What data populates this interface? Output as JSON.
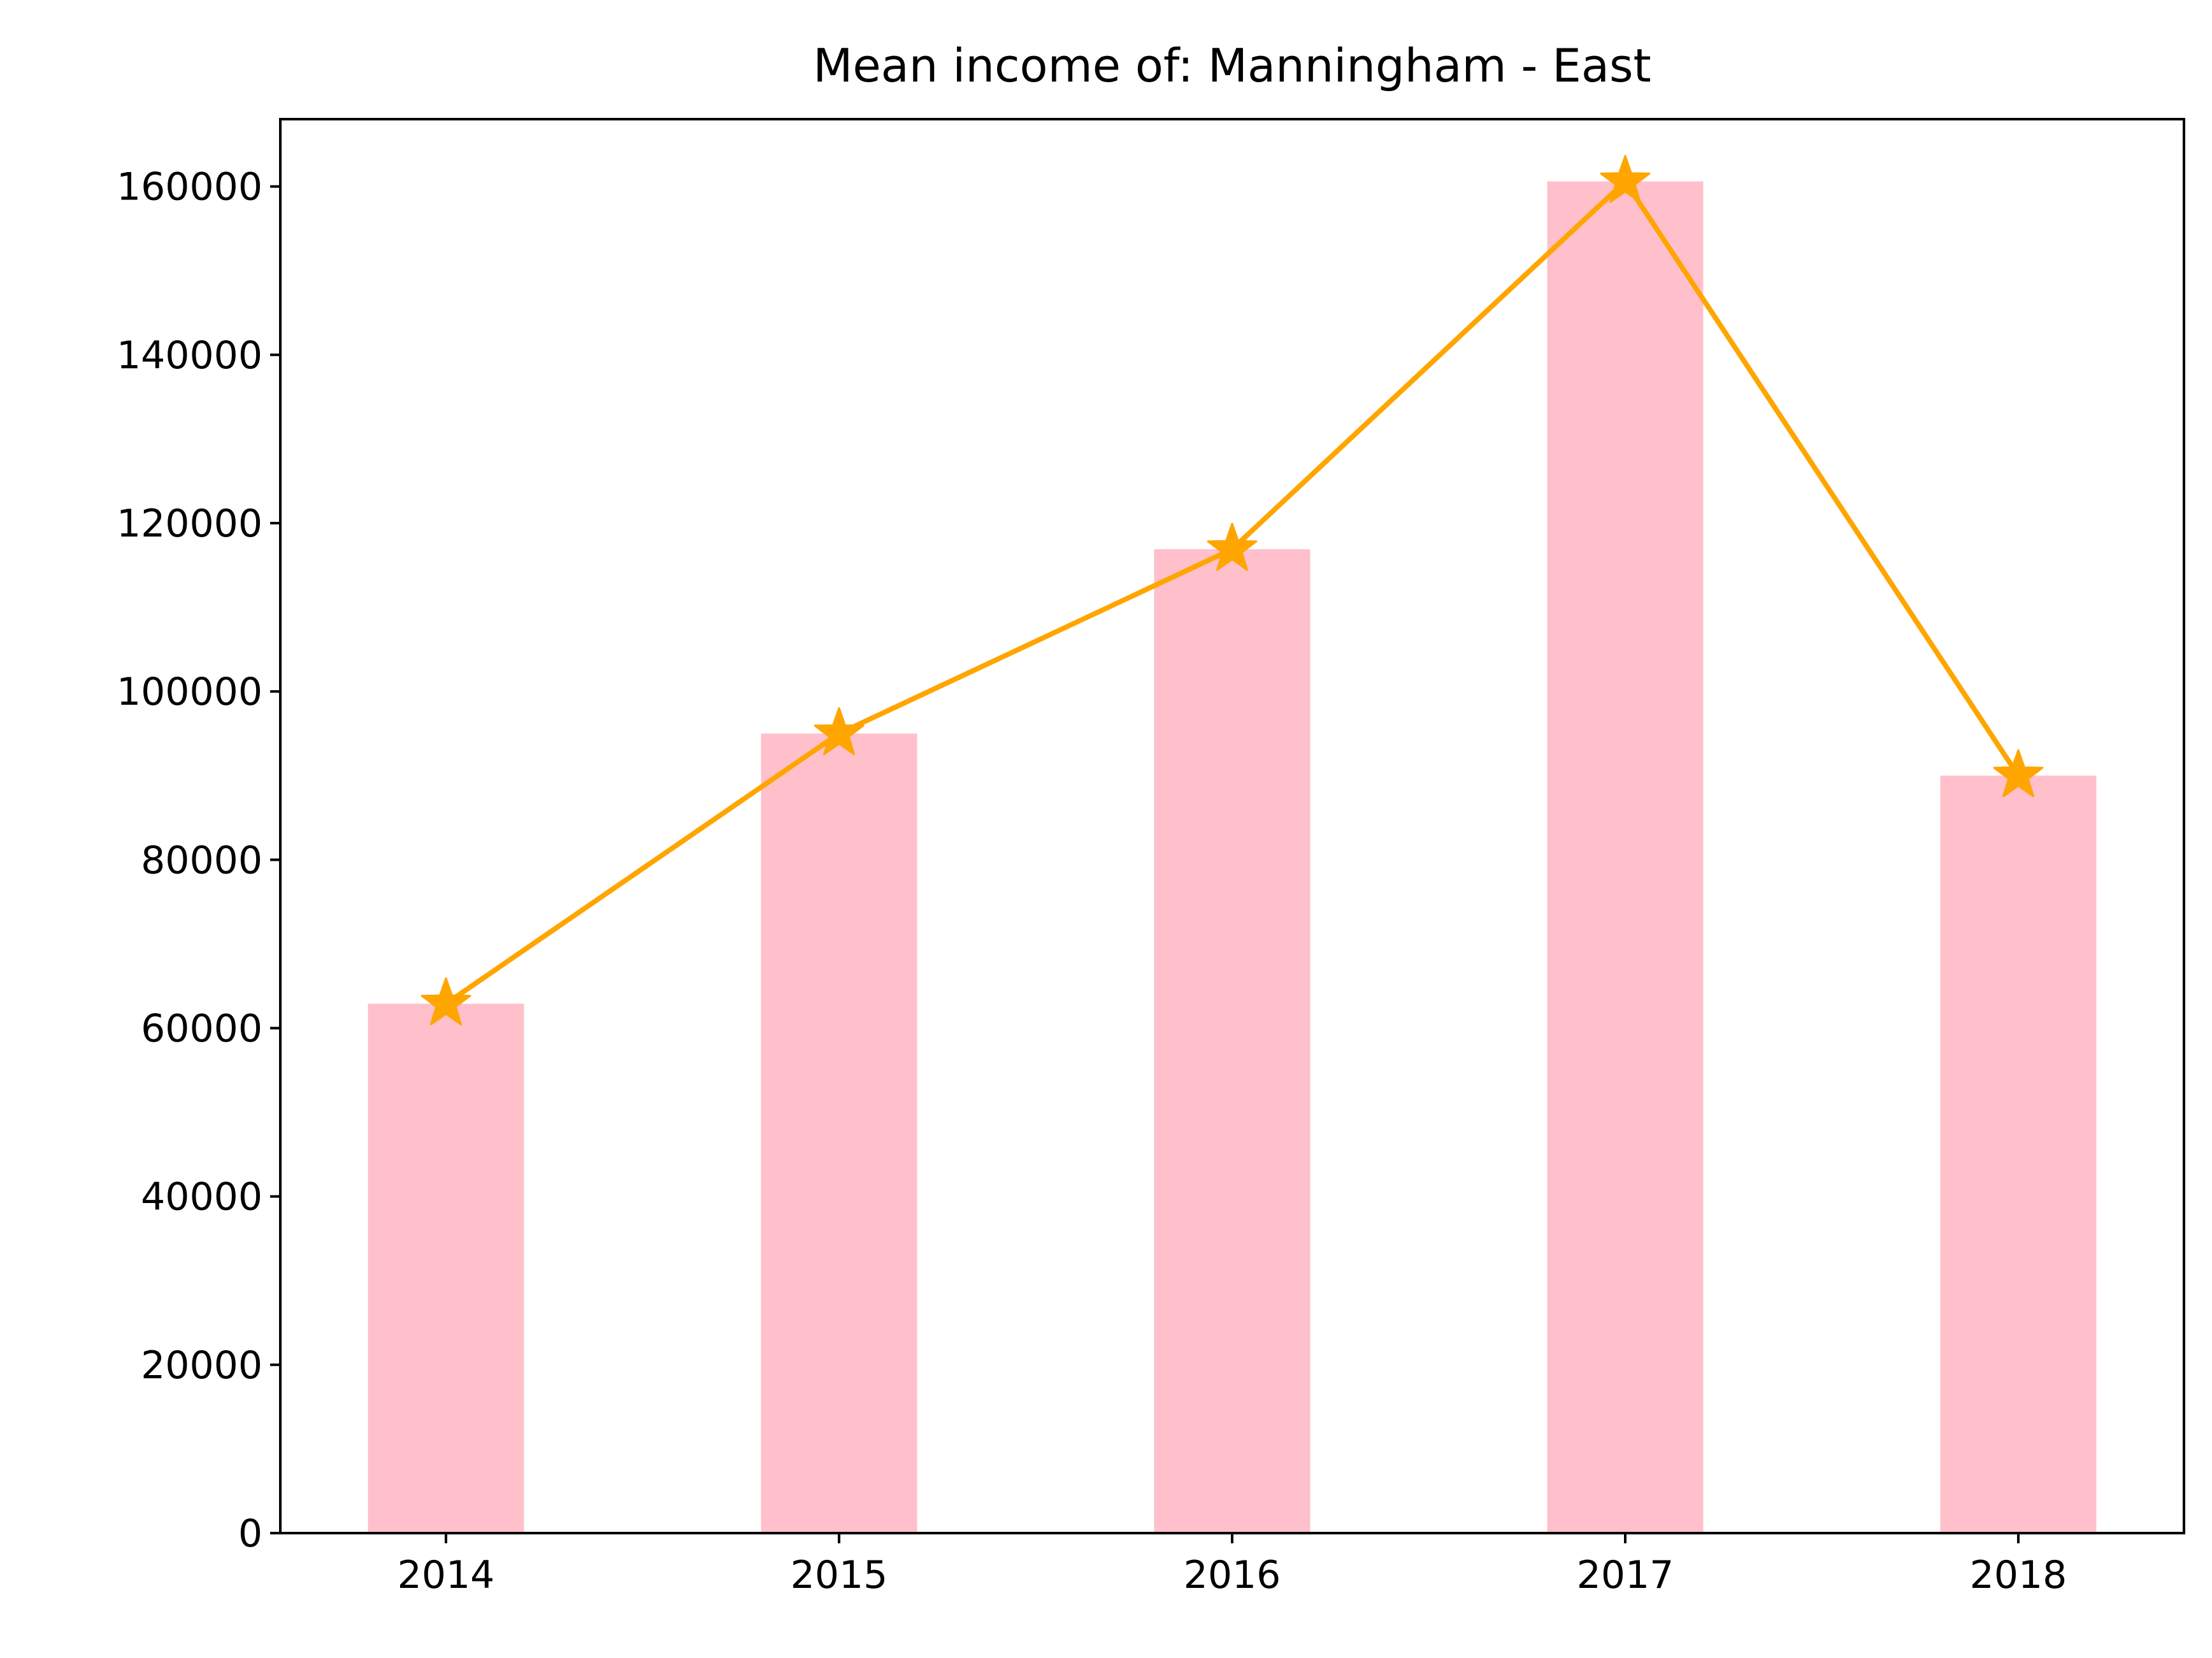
{
  "chart_data": {
    "type": "bar",
    "title": "Mean income of: Manningham - East",
    "xlabel": "",
    "ylabel": "",
    "categories": [
      "2014",
      "2015",
      "2016",
      "2017",
      "2018"
    ],
    "values": [
      62900,
      95000,
      116900,
      160600,
      90000
    ],
    "line_values": [
      62900,
      95000,
      116900,
      160600,
      90000
    ],
    "ylim": [
      0,
      168000
    ],
    "yticks": [
      0,
      20000,
      40000,
      60000,
      80000,
      100000,
      120000,
      140000,
      160000
    ],
    "grid": false,
    "legend": "none",
    "bar_color": "#ffc0cb",
    "line_color": "#ffa500",
    "line_marker": "star"
  }
}
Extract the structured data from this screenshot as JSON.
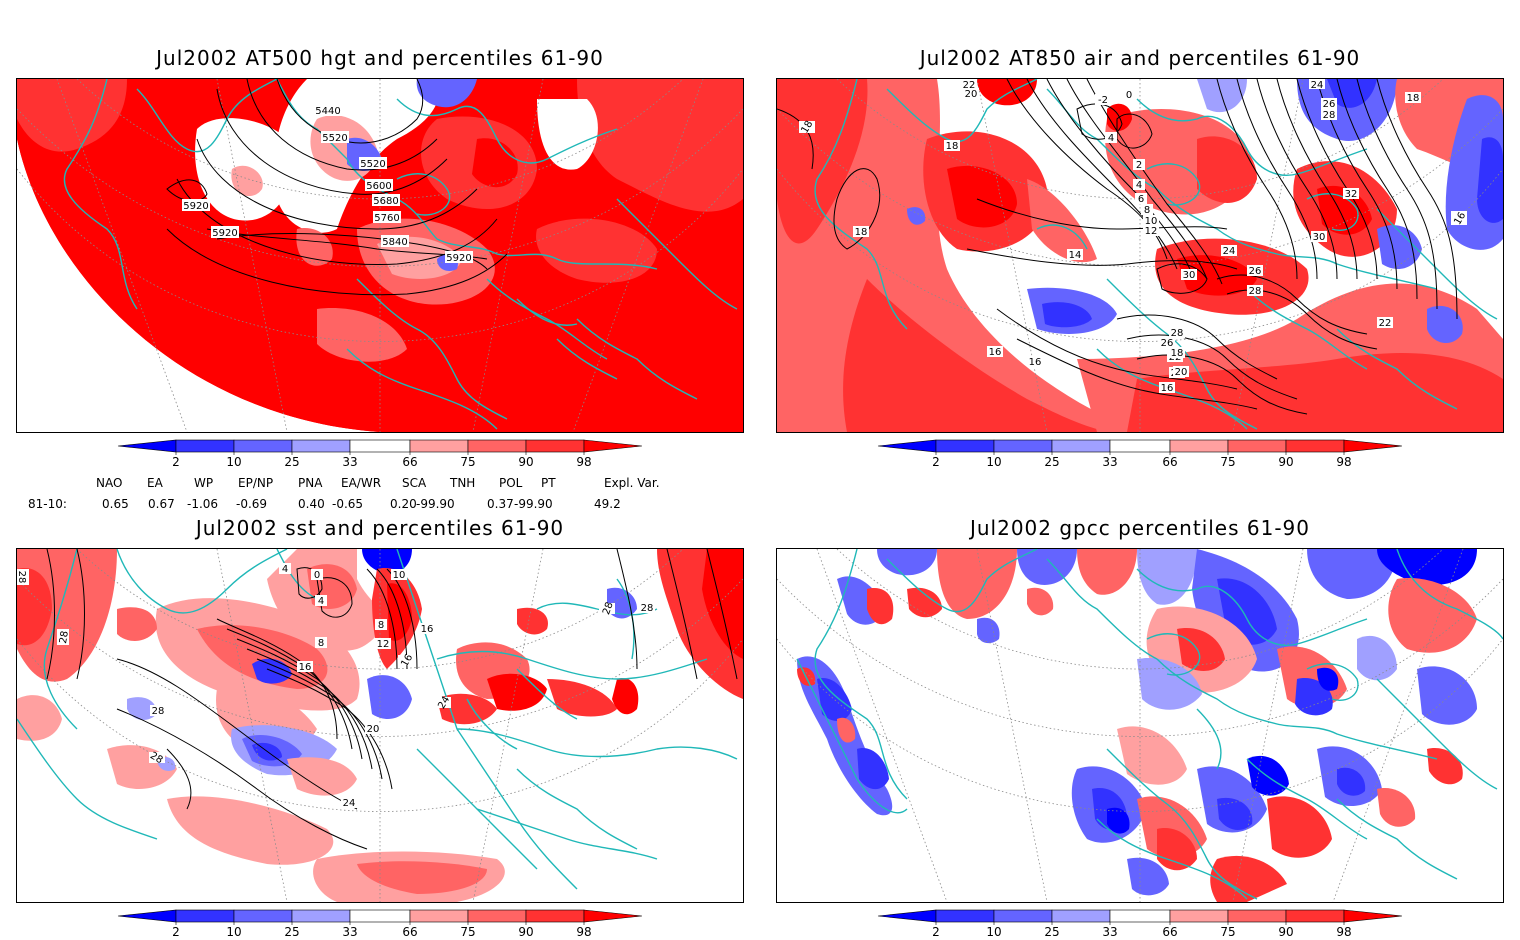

Exercise directions: Your task is to copy the entries in full and exactly, without any images.

Correct response:
What data populates this interface? Output as JSON.
{
  "chart_data": {
    "type": "bar",
    "title": "Mean income of: Manningham - East",
    "xlabel": "",
    "ylabel": "",
    "categories": [
      "2014",
      "2015",
      "2016",
      "2017",
      "2018"
    ],
    "values": [
      62900,
      95000,
      116900,
      160600,
      90000
    ],
    "line_values": [
      62900,
      95000,
      116900,
      160600,
      90000
    ],
    "ylim": [
      0,
      168000
    ],
    "yticks": [
      0,
      20000,
      40000,
      60000,
      80000,
      100000,
      120000,
      140000,
      160000
    ],
    "grid": false,
    "legend": "none",
    "bar_color": "#ffc0cb",
    "line_color": "#ffa500",
    "line_marker": "star"
  }
}
Extract the structured data from this screenshot as JSON.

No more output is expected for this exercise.